→ SHORT PROBLEM
Using the data below, tally the lines that include the string "name". Only the number is wanted.

╭─ EXTRACTED RECORDS

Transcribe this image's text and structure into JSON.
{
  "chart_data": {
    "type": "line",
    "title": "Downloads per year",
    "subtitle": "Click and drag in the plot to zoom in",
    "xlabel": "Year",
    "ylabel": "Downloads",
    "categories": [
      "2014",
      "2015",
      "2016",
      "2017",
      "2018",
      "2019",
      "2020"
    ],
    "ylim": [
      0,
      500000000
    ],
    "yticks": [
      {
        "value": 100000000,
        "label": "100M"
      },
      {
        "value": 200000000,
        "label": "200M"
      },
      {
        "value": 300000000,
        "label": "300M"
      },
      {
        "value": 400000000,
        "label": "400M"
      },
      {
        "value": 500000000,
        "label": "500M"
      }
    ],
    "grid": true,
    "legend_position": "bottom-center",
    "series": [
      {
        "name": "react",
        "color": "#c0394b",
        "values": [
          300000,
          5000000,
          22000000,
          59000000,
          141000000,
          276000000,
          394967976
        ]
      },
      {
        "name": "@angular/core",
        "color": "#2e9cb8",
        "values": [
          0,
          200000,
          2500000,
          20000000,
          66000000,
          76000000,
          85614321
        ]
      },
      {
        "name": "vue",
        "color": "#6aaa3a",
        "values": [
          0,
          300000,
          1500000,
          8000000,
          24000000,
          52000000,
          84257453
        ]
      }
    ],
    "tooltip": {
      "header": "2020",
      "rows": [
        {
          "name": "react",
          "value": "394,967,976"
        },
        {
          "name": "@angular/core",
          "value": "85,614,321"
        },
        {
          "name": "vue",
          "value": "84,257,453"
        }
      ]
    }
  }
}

╰─
╭─ EXTRACTED RECORDS

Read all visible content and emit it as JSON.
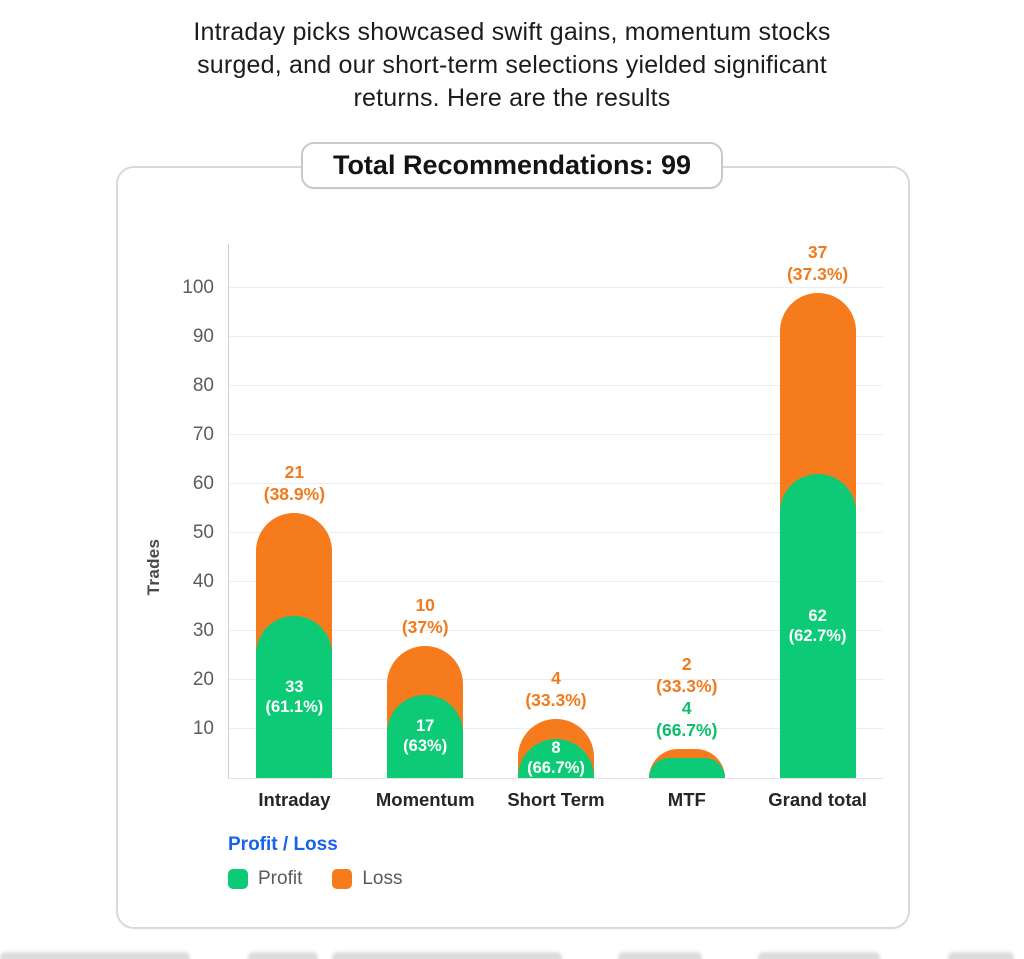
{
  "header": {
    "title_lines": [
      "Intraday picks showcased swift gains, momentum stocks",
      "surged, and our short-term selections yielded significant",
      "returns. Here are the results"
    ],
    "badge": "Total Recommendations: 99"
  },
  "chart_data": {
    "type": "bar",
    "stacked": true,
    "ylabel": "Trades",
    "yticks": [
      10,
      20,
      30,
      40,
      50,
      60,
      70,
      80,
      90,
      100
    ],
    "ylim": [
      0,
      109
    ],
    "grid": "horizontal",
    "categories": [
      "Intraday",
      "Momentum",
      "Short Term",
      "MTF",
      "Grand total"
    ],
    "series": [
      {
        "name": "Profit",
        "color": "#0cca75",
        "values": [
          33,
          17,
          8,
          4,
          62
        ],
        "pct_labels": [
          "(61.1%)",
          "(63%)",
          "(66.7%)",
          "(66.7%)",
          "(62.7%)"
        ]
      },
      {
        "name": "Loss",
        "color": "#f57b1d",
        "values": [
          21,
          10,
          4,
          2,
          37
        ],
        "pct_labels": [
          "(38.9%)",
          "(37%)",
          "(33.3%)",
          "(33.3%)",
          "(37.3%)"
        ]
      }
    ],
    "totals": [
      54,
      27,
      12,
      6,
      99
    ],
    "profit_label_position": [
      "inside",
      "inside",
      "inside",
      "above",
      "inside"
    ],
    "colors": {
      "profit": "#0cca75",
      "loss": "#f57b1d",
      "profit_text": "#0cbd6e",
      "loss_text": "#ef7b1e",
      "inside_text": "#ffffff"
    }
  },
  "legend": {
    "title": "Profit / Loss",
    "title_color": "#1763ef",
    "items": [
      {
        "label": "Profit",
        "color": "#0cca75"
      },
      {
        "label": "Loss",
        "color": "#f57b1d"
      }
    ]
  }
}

╰─
╭─ EXTRACTED RECORDS

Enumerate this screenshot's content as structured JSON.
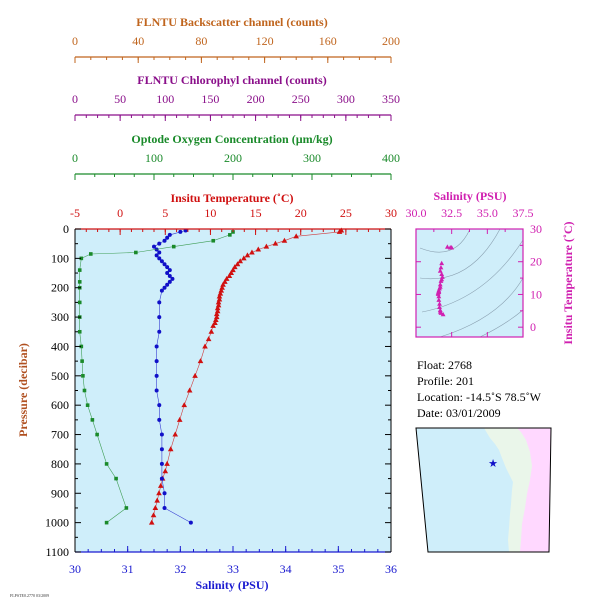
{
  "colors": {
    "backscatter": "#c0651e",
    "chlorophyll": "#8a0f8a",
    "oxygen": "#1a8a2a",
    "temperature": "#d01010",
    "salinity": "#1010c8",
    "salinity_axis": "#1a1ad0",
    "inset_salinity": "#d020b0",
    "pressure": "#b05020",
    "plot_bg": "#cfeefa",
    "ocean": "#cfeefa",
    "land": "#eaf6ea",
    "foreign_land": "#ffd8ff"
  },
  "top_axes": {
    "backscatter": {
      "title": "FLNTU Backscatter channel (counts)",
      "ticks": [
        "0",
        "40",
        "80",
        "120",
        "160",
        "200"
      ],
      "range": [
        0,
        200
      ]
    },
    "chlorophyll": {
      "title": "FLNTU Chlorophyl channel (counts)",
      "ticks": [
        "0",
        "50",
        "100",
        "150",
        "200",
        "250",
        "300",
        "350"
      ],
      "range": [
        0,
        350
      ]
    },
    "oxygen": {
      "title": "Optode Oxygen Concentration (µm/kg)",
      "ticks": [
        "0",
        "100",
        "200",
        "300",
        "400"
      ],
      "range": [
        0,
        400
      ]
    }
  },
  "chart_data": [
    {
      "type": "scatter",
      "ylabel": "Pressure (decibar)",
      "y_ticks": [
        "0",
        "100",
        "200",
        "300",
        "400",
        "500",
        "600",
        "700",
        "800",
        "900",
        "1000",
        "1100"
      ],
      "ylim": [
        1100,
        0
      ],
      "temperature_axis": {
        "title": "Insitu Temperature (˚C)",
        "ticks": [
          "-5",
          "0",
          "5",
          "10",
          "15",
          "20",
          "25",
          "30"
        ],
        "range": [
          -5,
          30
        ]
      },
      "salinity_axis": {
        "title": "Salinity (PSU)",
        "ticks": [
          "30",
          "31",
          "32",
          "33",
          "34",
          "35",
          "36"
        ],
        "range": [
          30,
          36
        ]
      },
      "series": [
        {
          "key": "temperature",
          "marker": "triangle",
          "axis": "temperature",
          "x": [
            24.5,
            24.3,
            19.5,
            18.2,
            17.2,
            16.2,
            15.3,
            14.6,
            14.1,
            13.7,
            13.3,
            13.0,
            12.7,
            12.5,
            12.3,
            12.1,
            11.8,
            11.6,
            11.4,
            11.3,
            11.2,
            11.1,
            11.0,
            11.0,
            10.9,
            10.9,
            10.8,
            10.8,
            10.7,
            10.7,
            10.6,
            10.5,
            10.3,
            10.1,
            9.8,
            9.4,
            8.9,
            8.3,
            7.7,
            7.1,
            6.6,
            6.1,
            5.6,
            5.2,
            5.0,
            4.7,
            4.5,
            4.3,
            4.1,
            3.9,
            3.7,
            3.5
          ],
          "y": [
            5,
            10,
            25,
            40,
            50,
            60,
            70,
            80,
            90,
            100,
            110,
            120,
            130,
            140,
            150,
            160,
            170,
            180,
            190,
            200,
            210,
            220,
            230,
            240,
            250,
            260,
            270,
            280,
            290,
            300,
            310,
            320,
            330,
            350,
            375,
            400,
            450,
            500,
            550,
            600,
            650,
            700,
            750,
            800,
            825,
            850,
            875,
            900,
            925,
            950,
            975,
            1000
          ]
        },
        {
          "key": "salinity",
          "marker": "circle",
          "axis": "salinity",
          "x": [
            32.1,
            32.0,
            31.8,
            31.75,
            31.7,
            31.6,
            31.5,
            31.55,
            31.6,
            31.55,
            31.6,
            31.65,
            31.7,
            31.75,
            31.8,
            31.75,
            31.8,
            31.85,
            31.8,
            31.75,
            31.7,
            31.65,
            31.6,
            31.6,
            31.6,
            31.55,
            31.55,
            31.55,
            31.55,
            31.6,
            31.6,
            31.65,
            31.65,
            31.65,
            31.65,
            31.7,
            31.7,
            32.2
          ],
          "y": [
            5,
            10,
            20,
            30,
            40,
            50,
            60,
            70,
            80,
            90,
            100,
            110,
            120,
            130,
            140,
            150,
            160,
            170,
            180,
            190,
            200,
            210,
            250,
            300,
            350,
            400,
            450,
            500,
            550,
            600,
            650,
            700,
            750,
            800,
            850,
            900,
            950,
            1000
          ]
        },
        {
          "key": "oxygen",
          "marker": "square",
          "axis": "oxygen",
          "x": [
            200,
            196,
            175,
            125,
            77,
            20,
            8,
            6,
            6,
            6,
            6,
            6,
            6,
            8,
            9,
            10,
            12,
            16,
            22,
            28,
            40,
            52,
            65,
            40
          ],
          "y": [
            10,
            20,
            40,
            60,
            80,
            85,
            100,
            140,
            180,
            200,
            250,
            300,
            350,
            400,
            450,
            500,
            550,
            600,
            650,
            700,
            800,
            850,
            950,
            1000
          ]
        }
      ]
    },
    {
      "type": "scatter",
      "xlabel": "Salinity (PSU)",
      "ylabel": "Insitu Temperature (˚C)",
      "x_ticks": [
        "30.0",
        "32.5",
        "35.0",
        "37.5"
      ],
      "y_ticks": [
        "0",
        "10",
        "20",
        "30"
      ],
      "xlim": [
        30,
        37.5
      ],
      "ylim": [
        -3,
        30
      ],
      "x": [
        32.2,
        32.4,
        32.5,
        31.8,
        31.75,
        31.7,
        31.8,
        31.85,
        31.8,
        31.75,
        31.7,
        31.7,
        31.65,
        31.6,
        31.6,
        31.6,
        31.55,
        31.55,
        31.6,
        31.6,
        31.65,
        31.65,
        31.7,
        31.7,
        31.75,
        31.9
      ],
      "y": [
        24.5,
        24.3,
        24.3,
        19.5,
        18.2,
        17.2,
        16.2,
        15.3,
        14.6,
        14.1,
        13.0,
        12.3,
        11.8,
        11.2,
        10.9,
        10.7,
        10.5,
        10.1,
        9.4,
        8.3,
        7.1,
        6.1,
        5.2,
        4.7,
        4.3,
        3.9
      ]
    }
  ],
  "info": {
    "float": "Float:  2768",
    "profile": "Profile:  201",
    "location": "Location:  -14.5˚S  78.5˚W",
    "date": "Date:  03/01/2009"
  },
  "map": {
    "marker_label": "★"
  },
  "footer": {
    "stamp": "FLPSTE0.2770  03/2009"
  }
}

╰─

→ WORKED ANSWER
8